_THE EXERCISE_
Each entry below should be echoed exactly, with pictures omitted.

(Data excerpts)
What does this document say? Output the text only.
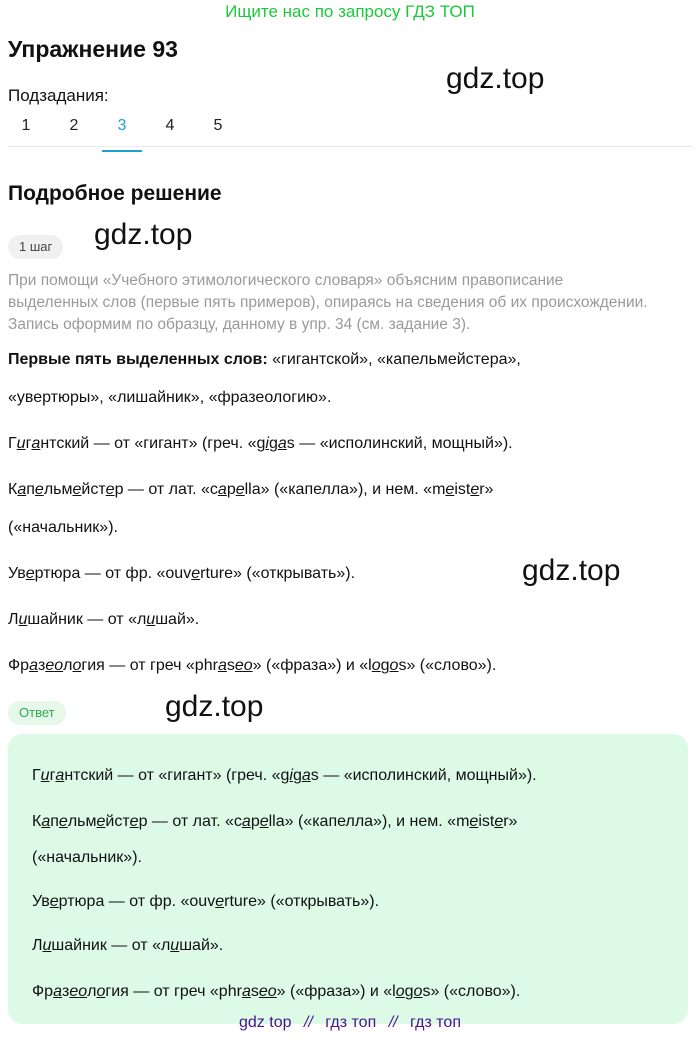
Ищите нас по запросу ГДЗ ТОП
Упражнение 93
gdz.top
Подзадания:
1	2	3	4	5
Подробное решение
1 шаг	gdz.top

При помощи «Учебного этимологического словаря» объясним правописание

выделенных слов (первые пять примеров), опираясь на сведения об их происхождении.

Запись оформим по образцу, данному в упр. 34 (см. задание 3).

Первые пять выделенных слов: «гигантской», «капельмейстера»,

«увертюры», «лишайник», «фразеологию».

Гигантский — от «гигант» (греч. «gigas — «исполинский, мощный»).

Капельмейстер — от лат. «capella» («капелла»), и нем. «meister»

(«начальник»).

Увертюра — от фр. «ouverture» («открывать»).

Лишайник — от «лишай».

Фразеология — от греч «phraseo» («фраза») и «logos» («слово»).

gdz.top
Ответ	gdz.top

Гигантский — от «гигант» (греч. «gigas — «исполинский, мощный»).

Капельмейстер — от лат. «capella» («капелла»), и нем. «meister»

(«начальник»).

Увертюра — от фр. «ouverture» («открывать»).

Лишайник — от «лишай».

Фразеология — от греч «phraseo» («фраза») и «logos» («слово»).

gdz top // гдз топ // гдз топ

_FULL RESPONSE_
What does this document say? Output the text only.
Ищите нас по запросу ГДЗ ТОП
Упражнение 93
gdz.top
Подзадания:
1	2	3	4	5
Подробное решение
1 шаг	gdz.top

При помощи «Учебного этимологического словаря» объясним правописание

выделенных слов (первые пять примеров), опираясь на сведения об их происхождении.

Запись оформим по образцу, данному в упр. 34 (см. задание 3).

Первые пять выделенных слов: «гигантской», «капельмейстера»,

«увертюры», «лишайник», «фразеологию».

Гигантский — от «гигант» (греч. «gigas — «исполинский, мощный»).

Капельмейстер — от лат. «capella» («капелла»), и нем. «meister»

(«начальник»).

Увертюра — от фр. «ouverture» («открывать»).

Лишайник — от «лишай».

Фразеология — от греч «phraseo» («фраза») и «logos» («слово»).

gdz.top
Ответ	gdz.top

Гигантский — от «гигант» (греч. «gigas — «исполинский, мощный»).

Капельмейстер — от лат. «capella» («капелла»), и нем. «meister»

(«начальник»).

Увертюра — от фр. «ouverture» («открывать»).

Лишайник — от «лишай».

Фразеология — от греч «phraseo» («фраза») и «logos» («слово»).

gdz top // гдз топ // гдз топ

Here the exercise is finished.